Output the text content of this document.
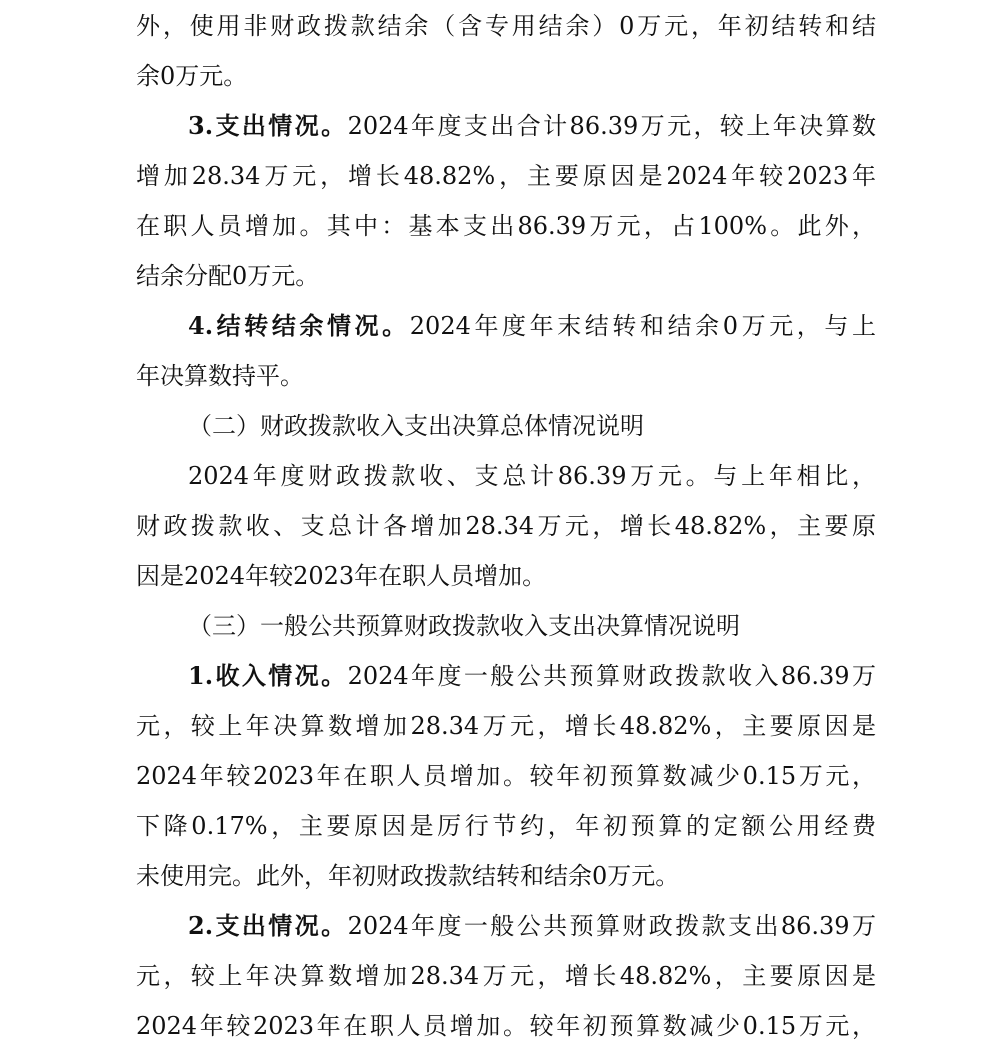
外，使用非财政拨款结余（含专用结余）0万元，年初结转和结
余0万元。
3.支出情况。2024年度支出合计86.39万元，较上年决算数
增加28.34万元，增长48.82%，主要原因是2024年较2023年
在职人员增加。其中：基本支出86.39万元，占100%。此外，
结余分配0万元。
4.结转结余情况。2024年度年末结转和结余0万元，与上
年决算数持平。
（二）财政拨款收入支出决算总体情况说明
2024年度财政拨款收、支总计86.39万元。与上年相比，
财政拨款收、支总计各增加28.34万元，增长48.82%，主要原
因是2024年较2023年在职人员增加。
（三）一般公共预算财政拨款收入支出决算情况说明
1.收入情况。2024年度一般公共预算财政拨款收入86.39万
元，较上年决算数增加28.34万元，增长48.82%，主要原因是
2024年较2023年在职人员增加。较年初预算数减少0.15万元，
下降0.17%，主要原因是厉行节约，年初预算的定额公用经费
未使用完。此外，年初财政拨款结转和结余0万元。
2.支出情况。2024年度一般公共预算财政拨款支出86.39万
元，较上年决算数增加28.34万元，增长48.82%，主要原因是
2024年较2023年在职人员增加。较年初预算数减少0.15万元，
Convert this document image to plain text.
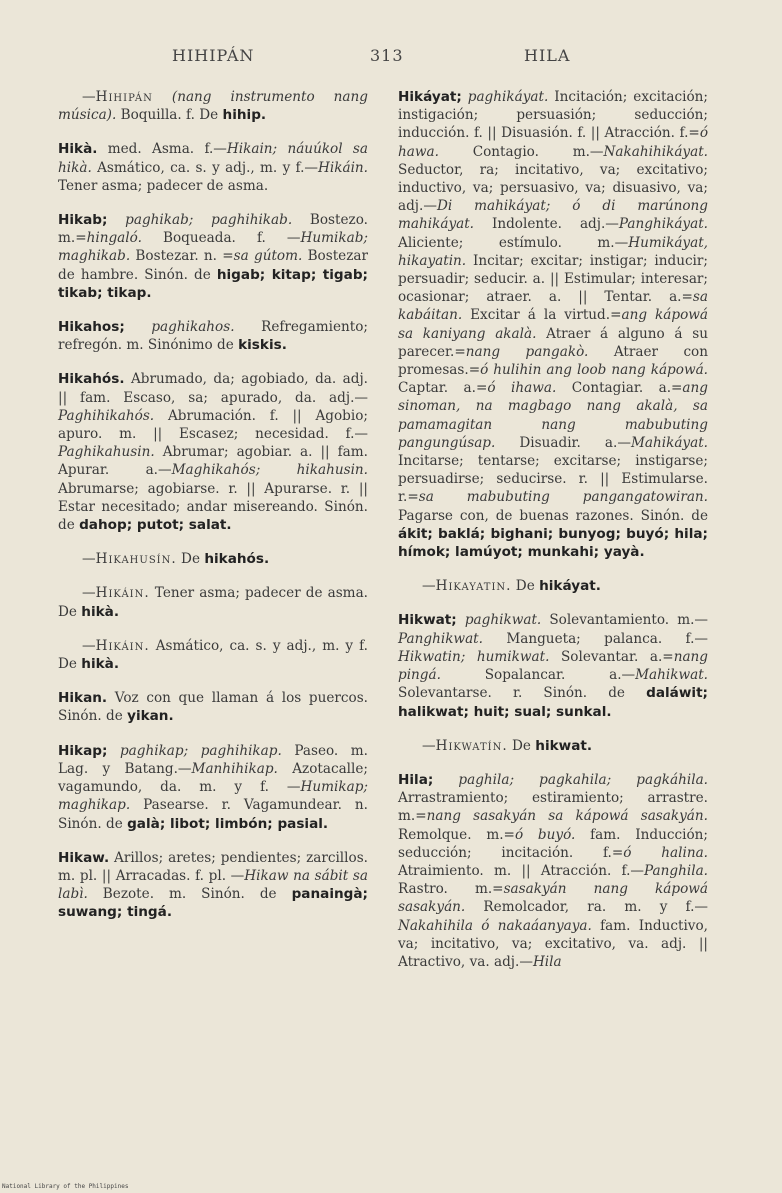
HIHIPÁN	313	HILA

—Hihipán (nang instrumento nang música). Boquilla. f. De hihip.

Hikà. med. Asma. f.—Hikain; náuúkol sa hikà. Asmático, ca. s. y adj., m. y f.—Hikáin. Tener asma; padecer de asma.

Hikab; paghikab; paghihikab. Bostezo. m.=hingaló. Boqueada. f. —Humikab; maghikab. Bostezar. n. =sa gútom. Bostezar de hambre. Sinón. de higab; kitap; tigab; tikab; tikap.

Hikahos; paghikahos. Refregamiento; refregón. m. Sinónimo de kiskis.

Hikahós. Abrumado, da; agobiado, da. adj. || fam. Escaso, sa; apurado, da. adj.—Paghihikahós. Abrumación. f. || Agobio; apuro. m. || Escasez; necesidad. f.—Paghikahusin. Abrumar; agobiar. a. || fam. Apurar. a.—Maghikahós; hikahusin. Abrumarse; agobiarse. r. || Apurarse. r. || Estar necesitado; andar misereando. Sinón. de dahop; putot; salat.

—Hikahusín. De hikahós.

—Hikáin. Tener asma; padecer de asma. De hikà.

—Hikáin. Asmático, ca. s. y adj., m. y f. De hikà.

Hikan. Voz con que llaman á los puercos. Sinón. de yikan.

Hikap; paghikap; paghihikap. Paseo. m. Lag. y Batang.—Manhihikap. Azotacalle; vagamundo, da. m. y f. —Humikap; maghikap. Pasearse. r. Vagamundear. n. Sinón. de galà; libot; limbón; pasial.

Hikaw. Arillos; aretes; pendientes; zarcillos. m. pl. || Arracadas. f. pl. —Hikaw na sábit sa labì. Bezote. m. Sinón. de panaingà; suwang; tingá.

Hikáyat; paghikáyat. Incitación; excitación; instigación; persuasión; seducción; inducción. f. || Disuasión. f. || Atracción. f.=ó hawa. Contagio. m.—Nakahihikáyat. Seductor, ra; incitativo, va; excitativo; inductivo, va; persuasivo, va; disuasivo, va; adj.—Di mahikáyat; ó di marúnong mahikáyat. Indolente. adj.—Panghikáyat. Aliciente; estímulo. m.—Humikáyat, hikayatin. Incitar; excitar; instigar; inducir; persuadir; seducir. a. || Estimular; interesar; ocasionar; atraer. a. || Tentar. a.=sa kabáitan. Excitar á la virtud.=ang kápowá sa kaniyang akalà. Atraer á alguno á su parecer.=nang pangakò. Atraer con promesas.=ó hulihin ang loob nang kápowá. Captar. a.=ó ihawa. Contagiar. a.=ang sinoman, na magbago nang akalà, sa pamamagitan nang mabubuting pangungúsap. Disuadir. a.—Mahikáyat. Incitarse; tentarse; excitarse; instigarse; persuadirse; seducirse. r. || Estimularse. r.=sa mabubuting pangangatowiran. Pagarse con, de buenas razones. Sinón. de ákit; baklá; bighani; bunyog; buyó; hila; hímok; lamúyot; munkahi; yayà.

—Hikayatin. De hikáyat.

Hikwat; paghikwat. Solevantamiento. m.—Panghikwat. Mangueta; palanca. f.—Hikwatin; humikwat. Solevantar. a.=nang pingá. Sopalancar. a.—Mahikwat. Solevantarse. r. Sinón. de daláwit; halikwat; huit; sual; sunkal.

—Hikwatín. De hikwat.

Hila; paghila; pagkahila; pagkáhila. Arrastramiento; estiramiento; arrastre. m.=nang sasakyán sa kápowá sasakyán. Remolque. m.=ó buyó. fam. Inducción; seducción; incitación. f.=ó halina. Atraimiento. m. || Atracción. f.—Panghila. Rastro. m.=sasakyán nang kápowá sasakyán. Remolcador, ra. m. y f.—Nakahihila ó nakaáanyaya. fam. Inductivo, va; incitativo, va; excitativo, va. adj. || Atractivo, va. adj.—Hila

National Library of the Philippines
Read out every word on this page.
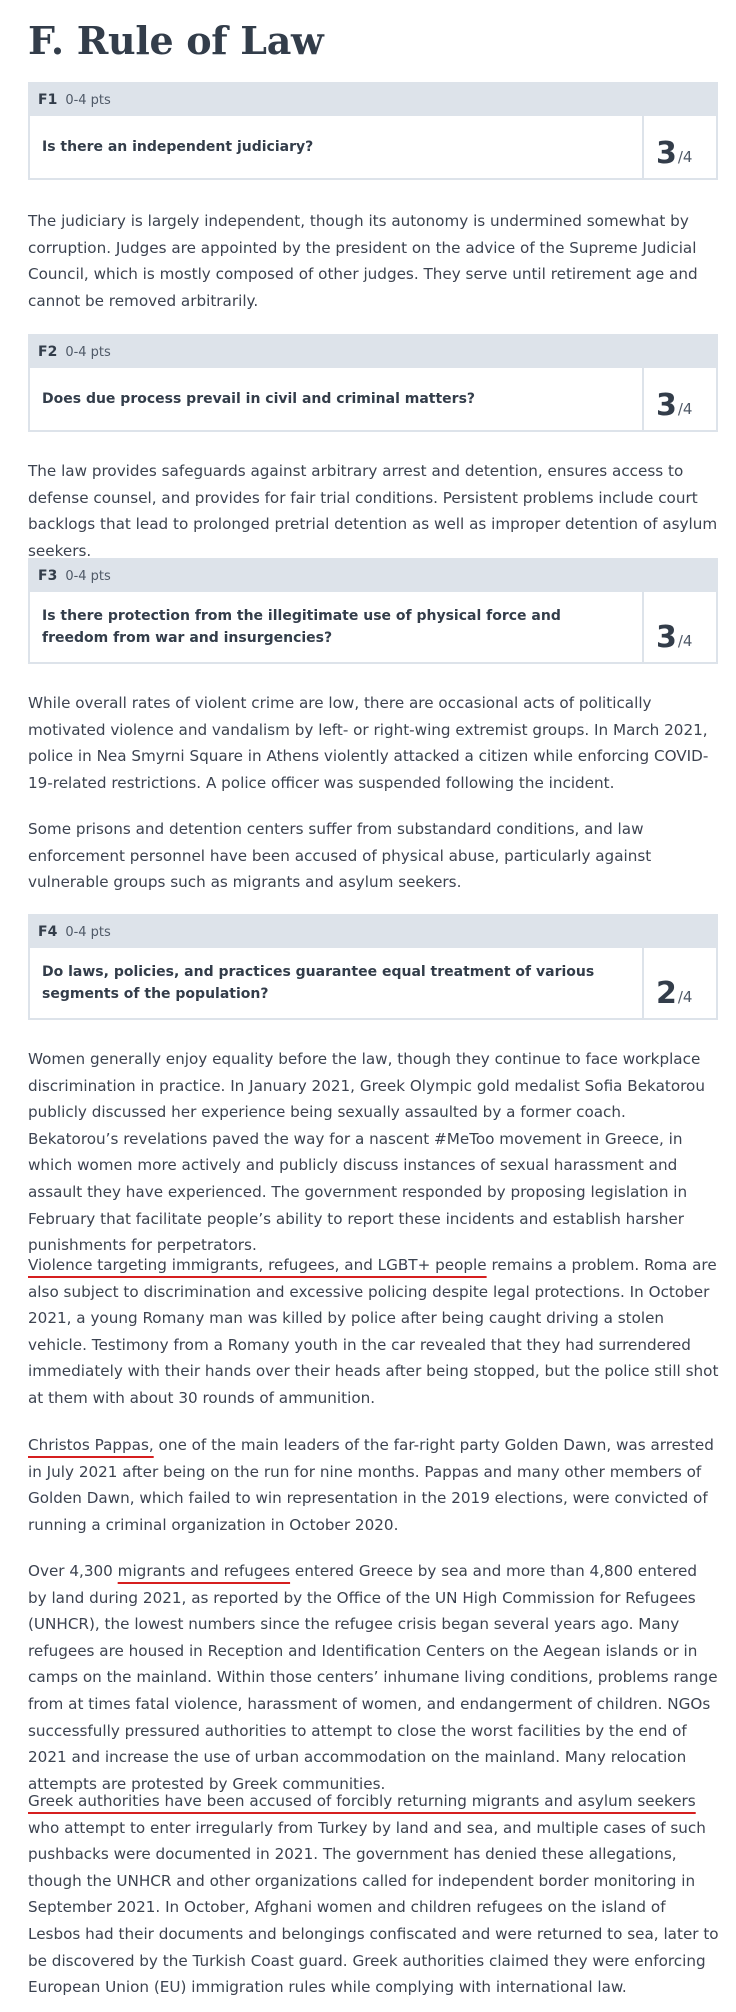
F. Rule of Law
F1 0-4 pts
Is there an independent judiciary?	3 /4

The judiciary is largely independent, though its autonomy is undermined somewhat by corruption. Judges are appointed by the president on the advice of the Supreme Judicial Council, which is mostly composed of other judges. They serve until retirement age and cannot be removed arbitrarily.

F2 0-4 pts
Does due process prevail in civil and criminal matters?	3 /4

The law provides safeguards against arbitrary arrest and detention, ensures access to defense counsel, and provides for fair trial conditions. Persistent problems include court backlogs that lead to prolonged pretrial detention as well as improper detention of asylum seekers.

F3 0-4 pts
Is there protection from the illegitimate use of physical force and freedom from war and insurgencies?	3 /4

While overall rates of violent crime are low, there are occasional acts of politically motivated violence and vandalism by left- or right-wing extremist groups. In March 2021, police in Nea Smyrni Square in Athens violently attacked a citizen while enforcing COVID-19-related restrictions. A police officer was suspended following the incident.

Some prisons and detention centers suffer from substandard conditions, and law enforcement personnel have been accused of physical abuse, particularly against vulnerable groups such as migrants and asylum seekers.

F4 0-4 pts
Do laws, policies, and practices guarantee equal treatment of various segments of the population?	2 /4

Women generally enjoy equality before the law, though they continue to face workplace discrimination in practice. In January 2021, Greek Olympic gold medalist Sofia Bekatorou publicly discussed her experience being sexually assaulted by a former coach. Bekatorou’s revelations paved the way for a nascent #MeToo movement in Greece, in which women more actively and publicly discuss instances of sexual harassment and assault they have experienced. The government responded by proposing legislation in February that facilitate people’s ability to report these incidents and establish harsher punishments for perpetrators.

Violence targeting immigrants, refugees, and LGBT+ people remains a problem. Roma are also subject to discrimination and excessive policing despite legal protections. In October 2021, a young Romany man was killed by police after being caught driving a stolen vehicle. Testimony from a Romany youth in the car revealed that they had surrendered immediately with their hands over their heads after being stopped, but the police still shot at them with about 30 rounds of ammunition.

Christos Pappas, one of the main leaders of the far-right party Golden Dawn, was arrested in July 2021 after being on the run for nine months. Pappas and many other members of Golden Dawn, which failed to win representation in the 2019 elections, were convicted of running a criminal organization in October 2020.

Over 4,300 migrants and refugees entered Greece by sea and more than 4,800 entered by land during 2021, as reported by the Office of the UN High Commission for Refugees (UNHCR), the lowest numbers since the refugee crisis began several years ago. Many refugees are housed in Reception and Identification Centers on the Aegean islands or in camps on the mainland. Within those centers’ inhumane living conditions, problems range from at times fatal violence, harassment of women, and endangerment of children. NGOs successfully pressured authorities to attempt to close the worst facilities by the end of 2021 and increase the use of urban accommodation on the mainland. Many relocation attempts are protested by Greek communities.

Greek authorities have been accused of forcibly returning migrants and asylum seekers who attempt to enter irregularly from Turkey by land and sea, and multiple cases of such pushbacks were documented in 2021. The government has denied these allegations, though the UNHCR and other organizations called for independent border monitoring in September 2021. In October, Afghani women and children refugees on the island of Lesbos had their documents and belongings confiscated and were returned to sea, later to be discovered by the Turkish Coast guard. Greek authorities claimed they were enforcing European Union (EU) immigration rules while complying with international law.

_Request_:
Which lines include the word "hikà"? Copy every one of them.

_Answer below_:
Hikà. med. Asma. f.—Hikain; náuúkol sa hikà. Asmático, ca. s. y adj., m. y f.—Hikáin. Tener asma; padecer de asma.
—Hikáin. Tener asma; padecer de asma. De hikà.
—Hikáin. Asmático, ca. s. y adj., m. y f. De hikà.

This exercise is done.